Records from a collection
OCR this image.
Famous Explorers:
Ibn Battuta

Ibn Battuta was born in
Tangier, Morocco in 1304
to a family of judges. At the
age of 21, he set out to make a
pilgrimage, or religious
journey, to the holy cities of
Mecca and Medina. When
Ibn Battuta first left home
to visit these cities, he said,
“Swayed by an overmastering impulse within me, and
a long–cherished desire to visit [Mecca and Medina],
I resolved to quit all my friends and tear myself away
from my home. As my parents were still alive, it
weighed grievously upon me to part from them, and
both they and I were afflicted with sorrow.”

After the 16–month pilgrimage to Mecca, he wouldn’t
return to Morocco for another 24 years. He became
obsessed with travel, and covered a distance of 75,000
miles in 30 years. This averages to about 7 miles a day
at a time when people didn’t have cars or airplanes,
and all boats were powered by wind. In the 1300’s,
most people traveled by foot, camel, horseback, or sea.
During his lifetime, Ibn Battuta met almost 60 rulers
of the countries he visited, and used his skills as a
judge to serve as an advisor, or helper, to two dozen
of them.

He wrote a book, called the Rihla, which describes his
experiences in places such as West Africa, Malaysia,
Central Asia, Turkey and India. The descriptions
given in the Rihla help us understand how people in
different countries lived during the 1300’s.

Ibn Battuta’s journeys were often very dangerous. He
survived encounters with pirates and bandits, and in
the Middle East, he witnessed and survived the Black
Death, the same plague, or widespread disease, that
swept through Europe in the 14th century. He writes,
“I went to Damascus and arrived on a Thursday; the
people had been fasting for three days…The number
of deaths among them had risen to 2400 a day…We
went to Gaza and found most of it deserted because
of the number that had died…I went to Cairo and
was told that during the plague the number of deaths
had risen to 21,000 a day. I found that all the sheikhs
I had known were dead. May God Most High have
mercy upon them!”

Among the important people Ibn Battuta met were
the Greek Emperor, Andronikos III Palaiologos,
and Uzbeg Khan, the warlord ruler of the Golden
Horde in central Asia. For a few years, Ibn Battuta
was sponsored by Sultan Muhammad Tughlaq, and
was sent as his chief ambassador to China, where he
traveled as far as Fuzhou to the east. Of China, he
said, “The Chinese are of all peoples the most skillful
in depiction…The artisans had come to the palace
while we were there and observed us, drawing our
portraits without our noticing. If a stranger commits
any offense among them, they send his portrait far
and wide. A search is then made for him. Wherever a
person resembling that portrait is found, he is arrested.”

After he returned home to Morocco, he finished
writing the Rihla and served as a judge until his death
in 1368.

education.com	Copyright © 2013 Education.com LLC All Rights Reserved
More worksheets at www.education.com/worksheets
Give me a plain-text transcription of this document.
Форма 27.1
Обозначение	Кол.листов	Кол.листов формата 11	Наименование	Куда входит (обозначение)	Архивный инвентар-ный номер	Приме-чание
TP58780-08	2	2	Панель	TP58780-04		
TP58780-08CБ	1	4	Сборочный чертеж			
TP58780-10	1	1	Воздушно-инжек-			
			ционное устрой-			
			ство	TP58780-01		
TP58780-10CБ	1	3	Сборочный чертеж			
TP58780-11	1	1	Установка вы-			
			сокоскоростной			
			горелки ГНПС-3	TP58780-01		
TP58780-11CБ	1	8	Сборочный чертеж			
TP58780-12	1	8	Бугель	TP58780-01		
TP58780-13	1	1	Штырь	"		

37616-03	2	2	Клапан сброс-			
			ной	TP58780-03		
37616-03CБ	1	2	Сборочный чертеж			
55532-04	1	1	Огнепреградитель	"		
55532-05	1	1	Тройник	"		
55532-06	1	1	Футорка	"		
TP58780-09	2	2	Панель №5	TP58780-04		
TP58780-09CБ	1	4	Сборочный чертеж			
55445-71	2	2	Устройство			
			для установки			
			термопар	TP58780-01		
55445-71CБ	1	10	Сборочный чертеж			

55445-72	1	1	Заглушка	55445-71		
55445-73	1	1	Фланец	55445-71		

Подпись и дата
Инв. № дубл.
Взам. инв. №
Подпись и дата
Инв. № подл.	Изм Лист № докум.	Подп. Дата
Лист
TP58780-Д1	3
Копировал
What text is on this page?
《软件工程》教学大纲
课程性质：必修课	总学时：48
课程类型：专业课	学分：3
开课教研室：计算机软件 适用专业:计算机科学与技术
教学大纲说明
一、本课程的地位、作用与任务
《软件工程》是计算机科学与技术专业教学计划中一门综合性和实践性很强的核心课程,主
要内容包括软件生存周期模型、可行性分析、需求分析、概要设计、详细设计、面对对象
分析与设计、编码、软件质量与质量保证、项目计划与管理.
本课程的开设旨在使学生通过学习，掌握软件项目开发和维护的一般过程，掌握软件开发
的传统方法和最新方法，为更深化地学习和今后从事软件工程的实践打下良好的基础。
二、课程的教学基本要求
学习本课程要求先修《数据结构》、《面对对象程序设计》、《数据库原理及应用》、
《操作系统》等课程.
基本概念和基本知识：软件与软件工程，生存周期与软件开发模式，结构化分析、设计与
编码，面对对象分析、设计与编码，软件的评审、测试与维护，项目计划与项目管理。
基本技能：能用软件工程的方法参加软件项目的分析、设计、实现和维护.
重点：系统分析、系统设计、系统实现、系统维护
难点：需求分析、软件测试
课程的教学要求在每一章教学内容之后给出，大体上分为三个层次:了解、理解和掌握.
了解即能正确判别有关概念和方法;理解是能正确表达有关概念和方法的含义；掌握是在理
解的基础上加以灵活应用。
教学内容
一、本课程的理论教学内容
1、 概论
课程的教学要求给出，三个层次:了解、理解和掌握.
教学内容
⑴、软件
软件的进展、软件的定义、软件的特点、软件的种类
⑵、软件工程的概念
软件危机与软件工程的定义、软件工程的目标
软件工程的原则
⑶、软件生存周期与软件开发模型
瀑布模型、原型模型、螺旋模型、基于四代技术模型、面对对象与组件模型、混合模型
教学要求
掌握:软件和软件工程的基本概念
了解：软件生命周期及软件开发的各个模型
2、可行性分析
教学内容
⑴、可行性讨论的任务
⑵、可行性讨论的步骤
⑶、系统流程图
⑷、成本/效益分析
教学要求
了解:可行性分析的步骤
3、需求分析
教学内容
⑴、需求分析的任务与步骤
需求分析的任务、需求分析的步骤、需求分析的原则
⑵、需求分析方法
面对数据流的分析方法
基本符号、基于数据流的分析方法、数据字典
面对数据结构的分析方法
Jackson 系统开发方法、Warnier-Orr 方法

Written problem » Pull out each line of the records holding the string "they".

Reply to the exercise »
both they and I were afflicted with sorrow.”
any offense among them, they send his portrait far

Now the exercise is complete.